[START Record excerpts]

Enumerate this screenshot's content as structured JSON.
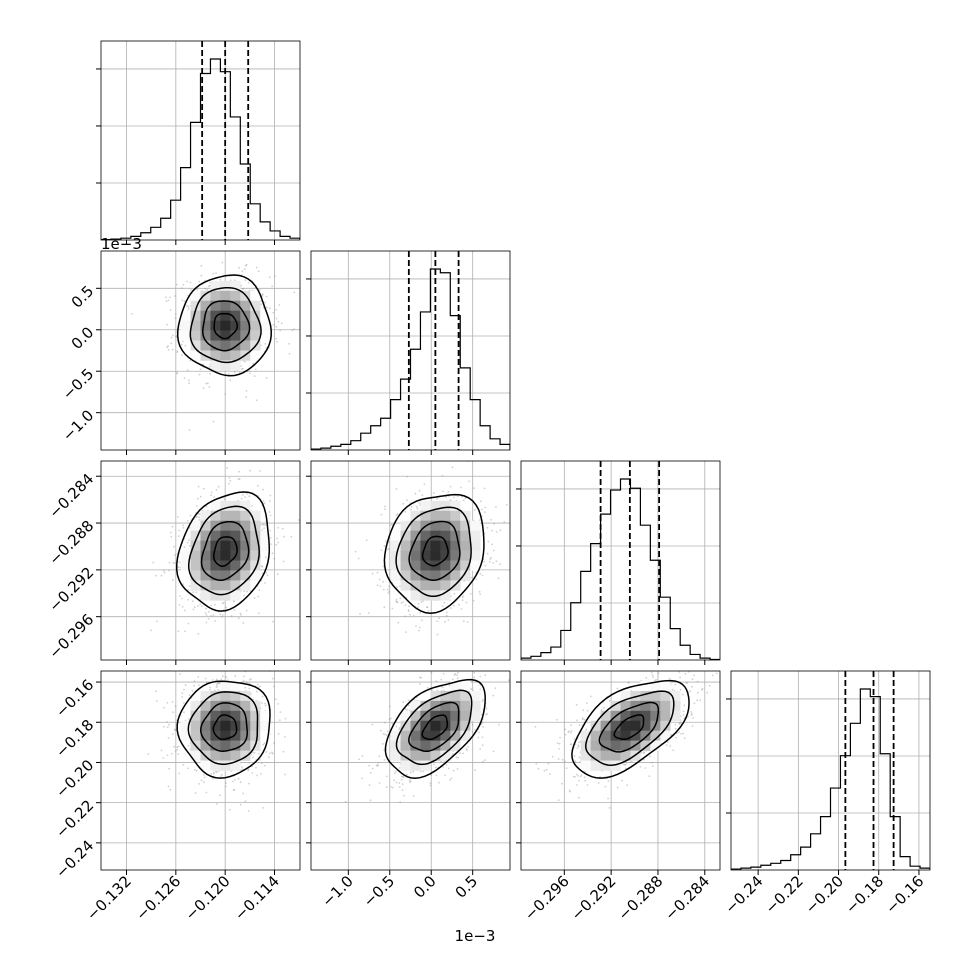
{
  "chart_data": {
    "type": "corner",
    "grid": true,
    "params": [
      {
        "range": [
          -0.1351,
          -0.1109
        ],
        "ticks": [
          -0.132,
          -0.126,
          -0.12,
          -0.114
        ],
        "tick_labels": [
          "−0.132",
          "−0.126",
          "−0.120",
          "−0.114"
        ],
        "offset_label": "",
        "quantiles": [
          -0.1228,
          -0.12,
          -0.1172
        ],
        "hist": [
          0.2,
          0.5,
          1,
          2,
          4,
          7,
          12,
          22,
          40,
          65,
          92,
          100,
          93,
          68,
          42,
          20,
          10,
          5,
          2,
          1
        ]
      },
      {
        "range": [
          -1.45,
          0.95
        ],
        "ticks": [
          -1.0,
          -0.5,
          0.0,
          0.5
        ],
        "tick_labels": [
          "−1.0",
          "−0.5",
          "0.0",
          "0.5"
        ],
        "offset_label": "1e−3",
        "quantiles": [
          -0.27,
          0.05,
          0.33
        ],
        "hist": [
          0.5,
          1,
          2,
          3,
          5,
          9,
          13,
          17,
          27,
          38,
          54,
          74,
          97,
          95,
          72,
          44,
          27,
          13,
          6,
          3
        ]
      },
      {
        "range": [
          -0.2997,
          -0.2827
        ],
        "ticks": [
          -0.296,
          -0.292,
          -0.288,
          -0.284
        ],
        "tick_labels": [
          "−0.296",
          "−0.292",
          "−0.288",
          "−0.284"
        ],
        "offset_label": "",
        "quantiles": [
          -0.2929,
          -0.2904,
          -0.2879
        ],
        "hist": [
          1,
          2,
          4,
          7,
          16,
          31,
          48,
          63,
          79,
          92,
          98,
          93,
          73,
          54,
          34,
          17,
          8,
          3,
          1,
          0.3
        ]
      },
      {
        "range": [
          -0.2535,
          -0.1545
        ],
        "ticks": [
          -0.24,
          -0.22,
          -0.2,
          -0.18,
          -0.16
        ],
        "tick_labels": [
          "−0.24",
          "−0.22",
          "−0.20",
          "−0.18",
          "−0.16"
        ],
        "offset_label": "",
        "quantiles": [
          -0.1966,
          -0.1826,
          -0.1726
        ],
        "hist": [
          0.5,
          1,
          1.5,
          2.5,
          3.5,
          5,
          8,
          12,
          19,
          28,
          43,
          60,
          77,
          95,
          91,
          61,
          28,
          7,
          2,
          1
        ]
      }
    ],
    "correlations": [
      [
        1,
        0,
        0.2,
        0.05
      ],
      [
        0,
        1,
        0.15,
        0.5
      ],
      [
        0.2,
        0.15,
        1,
        0.55
      ],
      [
        0.05,
        0.5,
        0.55,
        1
      ]
    ]
  }
}
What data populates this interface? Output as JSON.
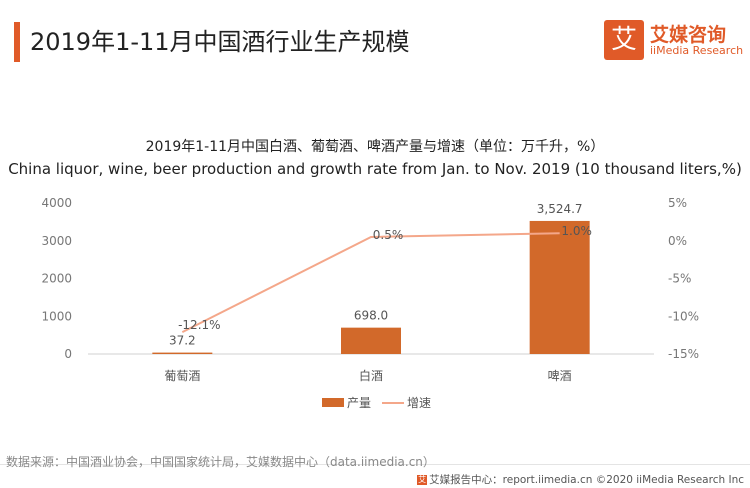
{
  "page": {
    "title": "2019年1-11月中国酒行业生产规模"
  },
  "brand": {
    "logo_char": "艾",
    "name": "艾媒咨询",
    "sub": "iiMedia Research"
  },
  "chart_data": {
    "type": "bar",
    "title_cn": "2019年1-11月中国白酒、葡萄酒、啤酒产量与增速（单位：万千升，%）",
    "title_en": "China liquor, wine, beer production and growth rate from Jan. to Nov. 2019 (10 thousand liters,%)",
    "categories": [
      "葡萄酒",
      "白酒",
      "啤酒"
    ],
    "series": [
      {
        "name": "产量",
        "kind": "bar",
        "axis": "left",
        "color": "#d2692a",
        "values": [
          37.2,
          698.0,
          3524.7
        ],
        "labels": [
          "37.2",
          "698.0",
          "3,524.7"
        ]
      },
      {
        "name": "增速",
        "kind": "line",
        "axis": "right",
        "color": "#f4a78a",
        "values": [
          -12.1,
          0.5,
          1.0
        ],
        "labels": [
          "-12.1%",
          "0.5%",
          "1.0%"
        ]
      }
    ],
    "y_left": {
      "ylim": [
        0,
        4000
      ],
      "ticks": [
        "0",
        "1000",
        "2000",
        "3000",
        "4000"
      ]
    },
    "y_right": {
      "ylim": [
        -15,
        5
      ],
      "ticks": [
        "-15%",
        "-10%",
        "-5%",
        "0%",
        "5%"
      ]
    },
    "grid": false,
    "legend": "bottom-center"
  },
  "source": "数据来源：中国酒业协会，中国国家统计局，艾媒数据中心（data.iimedia.cn）",
  "footer": {
    "icon": "艾",
    "text": "艾媒报告中心：report.iimedia.cn  ©2020  iiMedia Research  Inc"
  }
}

[END Record excerpts]

** Aim of the task **
Any pictures should be dropped; transcribe the rest of the records above exactly.

** The reply **
Enumerate this screenshot's content as structured JSON.
{
  "chart_data": {
    "type": "corner",
    "grid": true,
    "params": [
      {
        "range": [
          -0.1351,
          -0.1109
        ],
        "ticks": [
          -0.132,
          -0.126,
          -0.12,
          -0.114
        ],
        "tick_labels": [
          "−0.132",
          "−0.126",
          "−0.120",
          "−0.114"
        ],
        "offset_label": "",
        "quantiles": [
          -0.1228,
          -0.12,
          -0.1172
        ],
        "hist": [
          0.2,
          0.5,
          1,
          2,
          4,
          7,
          12,
          22,
          40,
          65,
          92,
          100,
          93,
          68,
          42,
          20,
          10,
          5,
          2,
          1
        ]
      },
      {
        "range": [
          -1.45,
          0.95
        ],
        "ticks": [
          -1.0,
          -0.5,
          0.0,
          0.5
        ],
        "tick_labels": [
          "−1.0",
          "−0.5",
          "0.0",
          "0.5"
        ],
        "offset_label": "1e−3",
        "quantiles": [
          -0.27,
          0.05,
          0.33
        ],
        "hist": [
          0.5,
          1,
          2,
          3,
          5,
          9,
          13,
          17,
          27,
          38,
          54,
          74,
          97,
          95,
          72,
          44,
          27,
          13,
          6,
          3
        ]
      },
      {
        "range": [
          -0.2997,
          -0.2827
        ],
        "ticks": [
          -0.296,
          -0.292,
          -0.288,
          -0.284
        ],
        "tick_labels": [
          "−0.296",
          "−0.292",
          "−0.288",
          "−0.284"
        ],
        "offset_label": "",
        "quantiles": [
          -0.2929,
          -0.2904,
          -0.2879
        ],
        "hist": [
          1,
          2,
          4,
          7,
          16,
          31,
          48,
          63,
          79,
          92,
          98,
          93,
          73,
          54,
          34,
          17,
          8,
          3,
          1,
          0.3
        ]
      },
      {
        "range": [
          -0.2535,
          -0.1545
        ],
        "ticks": [
          -0.24,
          -0.22,
          -0.2,
          -0.18,
          -0.16
        ],
        "tick_labels": [
          "−0.24",
          "−0.22",
          "−0.20",
          "−0.18",
          "−0.16"
        ],
        "offset_label": "",
        "quantiles": [
          -0.1966,
          -0.1826,
          -0.1726
        ],
        "hist": [
          0.5,
          1,
          1.5,
          2.5,
          3.5,
          5,
          8,
          12,
          19,
          28,
          43,
          60,
          77,
          95,
          91,
          61,
          28,
          7,
          2,
          1
        ]
      }
    ],
    "correlations": [
      [
        1,
        0,
        0.2,
        0.05
      ],
      [
        0,
        1,
        0.15,
        0.5
      ],
      [
        0.2,
        0.15,
        1,
        0.55
      ],
      [
        0.05,
        0.5,
        0.55,
        1
      ]
    ]
  }
}
What data populates this interface? Output as JSON.
{
  "page": {
    "title": "2019年1-11月中国酒行业生产规模"
  },
  "brand": {
    "logo_char": "艾",
    "name": "艾媒咨询",
    "sub": "iiMedia Research"
  },
  "chart_data": {
    "type": "bar",
    "title_cn": "2019年1-11月中国白酒、葡萄酒、啤酒产量与增速（单位：万千升，%）",
    "title_en": "China liquor, wine, beer production and growth rate from Jan. to Nov. 2019 (10 thousand liters,%)",
    "categories": [
      "葡萄酒",
      "白酒",
      "啤酒"
    ],
    "series": [
      {
        "name": "产量",
        "kind": "bar",
        "axis": "left",
        "color": "#d2692a",
        "values": [
          37.2,
          698.0,
          3524.7
        ],
        "labels": [
          "37.2",
          "698.0",
          "3,524.7"
        ]
      },
      {
        "name": "增速",
        "kind": "line",
        "axis": "right",
        "color": "#f4a78a",
        "values": [
          -12.1,
          0.5,
          1.0
        ],
        "labels": [
          "-12.1%",
          "0.5%",
          "1.0%"
        ]
      }
    ],
    "y_left": {
      "ylim": [
        0,
        4000
      ],
      "ticks": [
        "0",
        "1000",
        "2000",
        "3000",
        "4000"
      ]
    },
    "y_right": {
      "ylim": [
        -15,
        5
      ],
      "ticks": [
        "-15%",
        "-10%",
        "-5%",
        "0%",
        "5%"
      ]
    },
    "grid": false,
    "legend": "bottom-center"
  },
  "source": "数据来源：中国酒业协会，中国国家统计局，艾媒数据中心（data.iimedia.cn）",
  "footer": {
    "icon": "艾",
    "text": "艾媒报告中心：report.iimedia.cn  ©2020  iiMedia Research  Inc"
  }
}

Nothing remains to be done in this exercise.